◆ Task objective ◆
Tally the lines below that contain the word "руководителя", and give only that number.

[begin Supplied material]

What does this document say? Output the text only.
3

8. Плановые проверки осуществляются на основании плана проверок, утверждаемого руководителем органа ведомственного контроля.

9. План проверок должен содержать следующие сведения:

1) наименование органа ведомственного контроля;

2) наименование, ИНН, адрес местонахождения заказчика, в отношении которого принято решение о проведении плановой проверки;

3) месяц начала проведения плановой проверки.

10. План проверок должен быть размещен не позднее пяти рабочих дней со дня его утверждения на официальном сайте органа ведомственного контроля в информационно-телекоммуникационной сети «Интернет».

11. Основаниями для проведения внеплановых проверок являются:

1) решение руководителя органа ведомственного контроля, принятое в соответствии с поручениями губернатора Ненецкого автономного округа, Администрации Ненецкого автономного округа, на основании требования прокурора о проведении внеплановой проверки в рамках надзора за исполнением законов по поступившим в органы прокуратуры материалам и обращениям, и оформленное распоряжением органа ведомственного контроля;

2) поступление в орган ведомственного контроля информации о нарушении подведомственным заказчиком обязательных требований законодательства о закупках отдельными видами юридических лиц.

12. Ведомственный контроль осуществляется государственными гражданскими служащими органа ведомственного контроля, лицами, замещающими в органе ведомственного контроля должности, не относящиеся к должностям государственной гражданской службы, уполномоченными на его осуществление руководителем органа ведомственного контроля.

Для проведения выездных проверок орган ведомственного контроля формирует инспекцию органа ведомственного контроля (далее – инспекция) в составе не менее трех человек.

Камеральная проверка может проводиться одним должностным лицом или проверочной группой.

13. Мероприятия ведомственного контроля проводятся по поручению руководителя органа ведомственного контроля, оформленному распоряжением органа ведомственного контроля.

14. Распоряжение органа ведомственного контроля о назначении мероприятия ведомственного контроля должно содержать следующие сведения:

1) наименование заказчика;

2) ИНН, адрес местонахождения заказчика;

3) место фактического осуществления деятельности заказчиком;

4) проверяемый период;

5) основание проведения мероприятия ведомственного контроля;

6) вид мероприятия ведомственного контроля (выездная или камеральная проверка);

[end Supplied material]

◆ Final result ◆
2